Task statement =
Copy out all lines that carry the word "verlofaanvragen".

————

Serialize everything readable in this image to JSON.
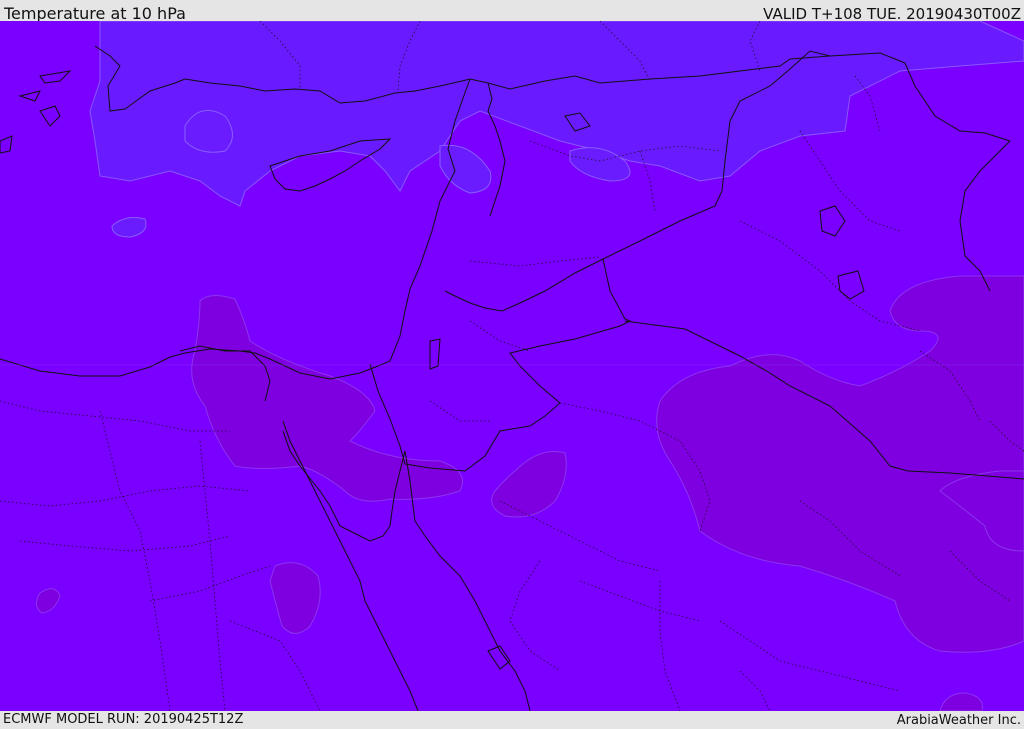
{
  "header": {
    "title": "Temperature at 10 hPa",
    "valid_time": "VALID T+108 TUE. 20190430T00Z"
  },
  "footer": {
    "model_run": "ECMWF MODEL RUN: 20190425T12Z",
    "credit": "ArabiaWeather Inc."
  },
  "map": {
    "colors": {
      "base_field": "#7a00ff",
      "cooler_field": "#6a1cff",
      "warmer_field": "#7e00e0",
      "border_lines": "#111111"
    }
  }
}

————

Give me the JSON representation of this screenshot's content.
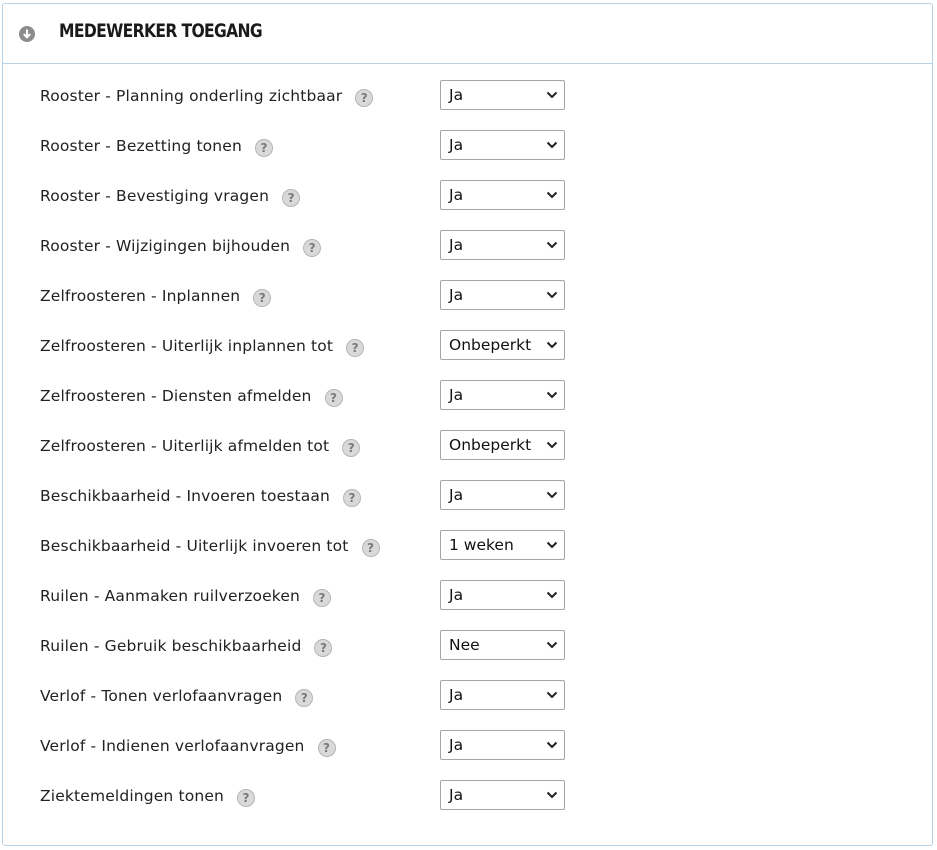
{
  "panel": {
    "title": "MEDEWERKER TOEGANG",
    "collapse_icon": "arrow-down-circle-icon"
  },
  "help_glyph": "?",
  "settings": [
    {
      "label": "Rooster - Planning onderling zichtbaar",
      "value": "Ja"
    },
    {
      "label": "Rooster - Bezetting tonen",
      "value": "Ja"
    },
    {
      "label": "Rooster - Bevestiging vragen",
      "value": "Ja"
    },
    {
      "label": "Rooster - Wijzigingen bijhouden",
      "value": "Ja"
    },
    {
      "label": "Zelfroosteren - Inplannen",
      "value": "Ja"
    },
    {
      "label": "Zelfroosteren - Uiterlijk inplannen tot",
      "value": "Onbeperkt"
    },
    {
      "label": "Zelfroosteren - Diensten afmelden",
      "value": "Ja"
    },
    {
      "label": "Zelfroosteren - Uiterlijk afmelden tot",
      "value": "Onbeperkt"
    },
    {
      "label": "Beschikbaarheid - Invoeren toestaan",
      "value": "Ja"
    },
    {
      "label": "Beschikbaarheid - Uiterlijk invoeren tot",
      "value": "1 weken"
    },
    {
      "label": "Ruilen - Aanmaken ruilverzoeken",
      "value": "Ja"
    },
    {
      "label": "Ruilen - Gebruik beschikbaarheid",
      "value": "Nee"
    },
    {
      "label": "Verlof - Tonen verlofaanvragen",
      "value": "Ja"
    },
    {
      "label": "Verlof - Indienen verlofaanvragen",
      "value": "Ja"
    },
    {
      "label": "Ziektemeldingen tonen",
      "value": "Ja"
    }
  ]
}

————

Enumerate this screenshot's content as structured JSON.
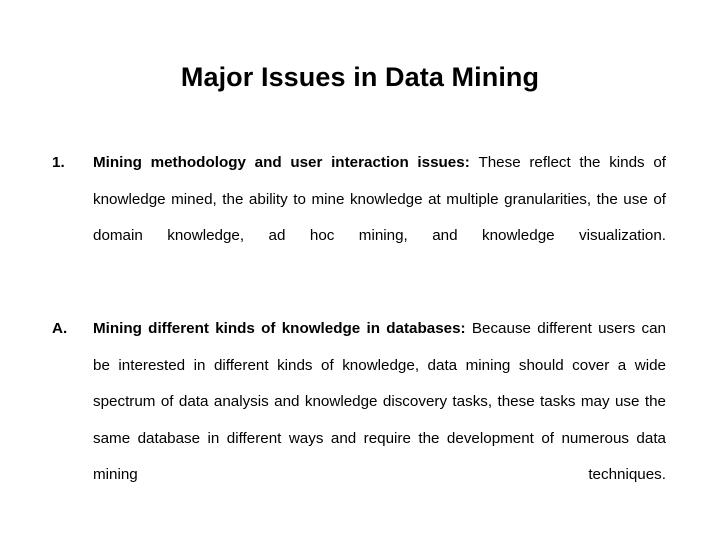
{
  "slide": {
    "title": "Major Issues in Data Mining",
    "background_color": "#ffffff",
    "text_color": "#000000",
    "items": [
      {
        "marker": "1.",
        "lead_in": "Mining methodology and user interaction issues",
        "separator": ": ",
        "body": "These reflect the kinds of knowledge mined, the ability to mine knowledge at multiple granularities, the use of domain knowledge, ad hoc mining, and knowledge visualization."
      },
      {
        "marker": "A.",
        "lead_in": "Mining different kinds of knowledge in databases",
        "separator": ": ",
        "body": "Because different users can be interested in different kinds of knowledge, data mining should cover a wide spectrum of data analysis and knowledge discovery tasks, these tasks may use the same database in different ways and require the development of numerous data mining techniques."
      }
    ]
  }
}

————

Expected output =
      "label": "Verlof - Tonen verlofaanvragen",
      "label": "Verlof - Indienen verlofaanvragen",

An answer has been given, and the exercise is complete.